Raw records:
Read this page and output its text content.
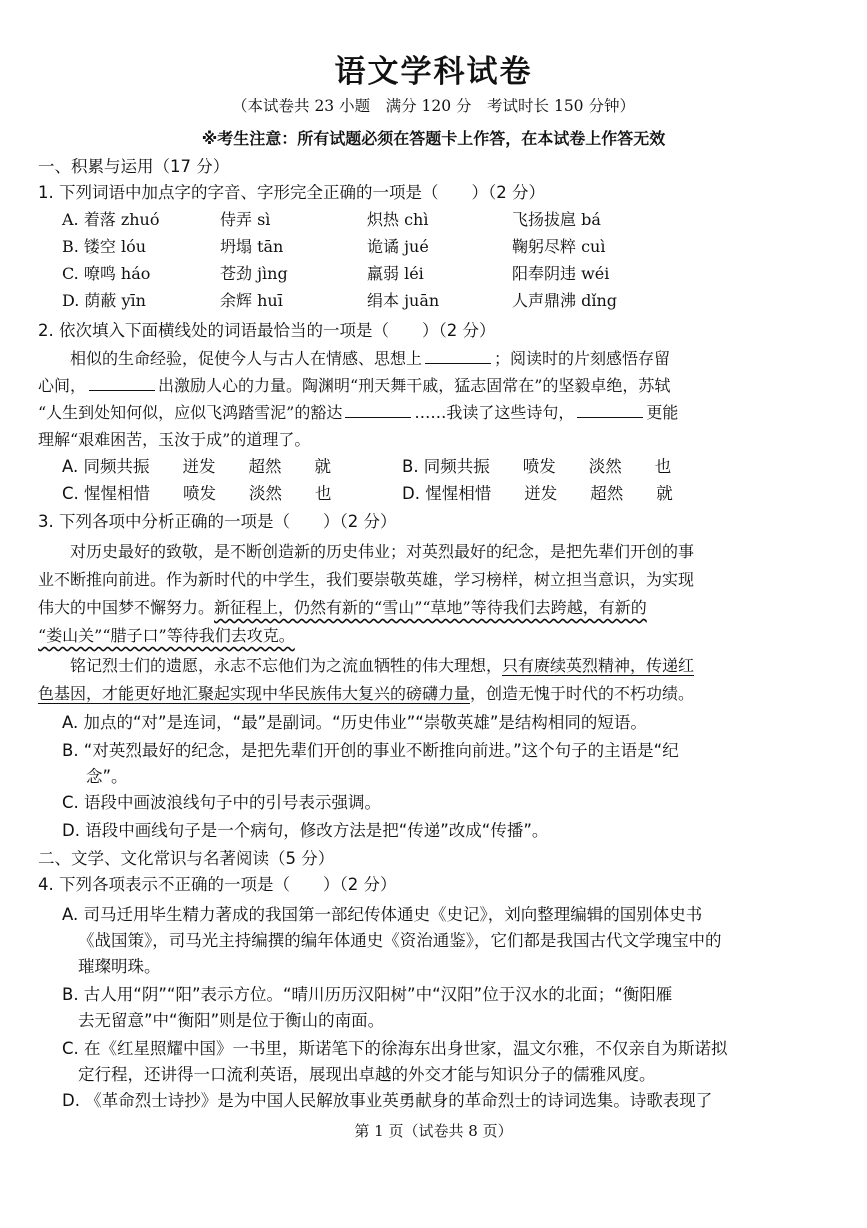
语文学科试卷
（本试卷共 23 小题　满分 120 分　考试时长 150 分钟）
※考生注意：所有试题必须在答题卡上作答，在本试卷上作答无效
一、积累与运用（17 分）
1. 下列词语中加点字的字音、字形完全正确的一项是（　　）（2 分）
A. 着落 zhuó	侍弄 sì	炽热 chì	飞扬拔扈 bá
B. 镂空 lóu	坍塌 tān	诡谲 jué	鞠躬尽粹 cuì
C. 嘹鸣 háo	苍劲 jìng	羸弱 léi	阳奉阴违 wéi
D. 荫蔽 yīn	余辉 huī	绢本 juān	人声鼎沸 dǐng
2. 依次填入下面横线处的词语最恰当的一项是（　　）（2 分）
　　相似的生命经验，促使今人与古人在情感、思想上	；阅读时的片刻感悟存留
心间，	出激励人心的力量。陶渊明“刑天舞干戚，猛志固常在”的坚毅卓绝，苏轼
“人生到处知何似，应似飞鸿踏雪泥”的豁达	……我读了这些诗句，	更能
理解“艰难困苦，玉汝于成”的道理了。
A. 同频共振　　迸发　　超然　　就	B. 同频共振　　喷发　　淡然　　也
C. 惺惺相惜　　喷发　　淡然　　也	D. 惺惺相惜　　迸发　　超然　　就
3. 下列各项中分析正确的一项是（　　）（2 分）
　　对历史最好的致敬，是不断创造新的历史伟业；对英烈最好的纪念，是把先辈们开创的事
业不断推向前进。作为新时代的中学生，我们要崇敬英雄，学习榜样，树立担当意识，为实现
伟大的中国梦不懈努力。新征程上，仍然有新的“雪山”“草地”等待我们去跨越，有新的
“娄山关”“腊子口”等待我们去攻克。
　　铭记烈士们的遗愿，永志不忘他们为之流血牺牲的伟大理想，只有赓续英烈精神，传递红
色基因，才能更好地汇聚起实现中华民族伟大复兴的磅礴力量，创造无愧于时代的不朽功绩。
A. 加点的“对”是连词，“最”是副词。“历史伟业”“崇敬英雄”是结构相同的短语。
B. “对英烈最好的纪念，是把先辈们开创的事业不断推向前进。”这个句子的主语是“纪
念”。
C. 语段中画波浪线句子中的引号表示强调。
D. 语段中画线句子是一个病句，修改方法是把“传递”改成“传播”。
二、文学、文化常识与名著阅读（5 分）
4. 下列各项表示不正确的一项是（　　）（2 分）
A. 司马迁用毕生精力著成的我国第一部纪传体通史《史记》，刘向整理编辑的国别体史书
《战国策》，司马光主持编撰的编年体通史《资治通鉴》，它们都是我国古代文学瑰宝中的
璀璨明珠。
B. 古人用“阴”“阳”表示方位。“晴川历历汉阳树”中“汉阳”位于汉水的北面；“衡阳雁
去无留意”中“衡阳”则是位于衡山的南面。
C. 在《红星照耀中国》一书里，斯诺笔下的徐海东出身世家，温文尔雅，不仅亲自为斯诺拟
定行程，还讲得一口流利英语，展现出卓越的外交才能与知识分子的儒雅风度。
D. 《革命烈士诗抄》是为中国人民解放事业英勇献身的革命烈士的诗词选集。诗歌表现了
第 1 页（试卷共 8 页）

**Exercise instructions**
The records shown above are to be repeated exactly, with the pictures left out.

**Response to this task**
Read this page and output its text content.
语文学科试卷
（本试卷共 23 小题　满分 120 分　考试时长 150 分钟）
※考生注意：所有试题必须在答题卡上作答，在本试卷上作答无效
一、积累与运用（17 分）
1. 下列词语中加点字的字音、字形完全正确的一项是（　　）（2 分）
A. 着落 zhuó	侍弄 sì	炽热 chì	飞扬拔扈 bá
B. 镂空 lóu	坍塌 tān	诡谲 jué	鞠躬尽粹 cuì
C. 嘹鸣 háo	苍劲 jìng	羸弱 léi	阳奉阴违 wéi
D. 荫蔽 yīn	余辉 huī	绢本 juān	人声鼎沸 dǐng
2. 依次填入下面横线处的词语最恰当的一项是（　　）（2 分）
　　相似的生命经验，促使今人与古人在情感、思想上	；阅读时的片刻感悟存留
心间，	出激励人心的力量。陶渊明“刑天舞干戚，猛志固常在”的坚毅卓绝，苏轼
“人生到处知何似，应似飞鸿踏雪泥”的豁达	……我读了这些诗句，	更能
理解“艰难困苦，玉汝于成”的道理了。
A. 同频共振　　迸发　　超然　　就	B. 同频共振　　喷发　　淡然　　也
C. 惺惺相惜　　喷发　　淡然　　也	D. 惺惺相惜　　迸发　　超然　　就
3. 下列各项中分析正确的一项是（　　）（2 分）
　　对历史最好的致敬，是不断创造新的历史伟业；对英烈最好的纪念，是把先辈们开创的事
业不断推向前进。作为新时代的中学生，我们要崇敬英雄，学习榜样，树立担当意识，为实现
伟大的中国梦不懈努力。新征程上，仍然有新的“雪山”“草地”等待我们去跨越，有新的
“娄山关”“腊子口”等待我们去攻克。
　　铭记烈士们的遗愿，永志不忘他们为之流血牺牲的伟大理想，只有赓续英烈精神，传递红
色基因，才能更好地汇聚起实现中华民族伟大复兴的磅礴力量，创造无愧于时代的不朽功绩。
A. 加点的“对”是连词，“最”是副词。“历史伟业”“崇敬英雄”是结构相同的短语。
B. “对英烈最好的纪念，是把先辈们开创的事业不断推向前进。”这个句子的主语是“纪
念”。
C. 语段中画波浪线句子中的引号表示强调。
D. 语段中画线句子是一个病句，修改方法是把“传递”改成“传播”。
二、文学、文化常识与名著阅读（5 分）
4. 下列各项表示不正确的一项是（　　）（2 分）
A. 司马迁用毕生精力著成的我国第一部纪传体通史《史记》，刘向整理编辑的国别体史书
《战国策》，司马光主持编撰的编年体通史《资治通鉴》，它们都是我国古代文学瑰宝中的
璀璨明珠。
B. 古人用“阴”“阳”表示方位。“晴川历历汉阳树”中“汉阳”位于汉水的北面；“衡阳雁
去无留意”中“衡阳”则是位于衡山的南面。
C. 在《红星照耀中国》一书里，斯诺笔下的徐海东出身世家，温文尔雅，不仅亲自为斯诺拟
定行程，还讲得一口流利英语，展现出卓越的外交才能与知识分子的儒雅风度。
D. 《革命烈士诗抄》是为中国人民解放事业英勇献身的革命烈士的诗词选集。诗歌表现了
第 1 页（试卷共 8 页）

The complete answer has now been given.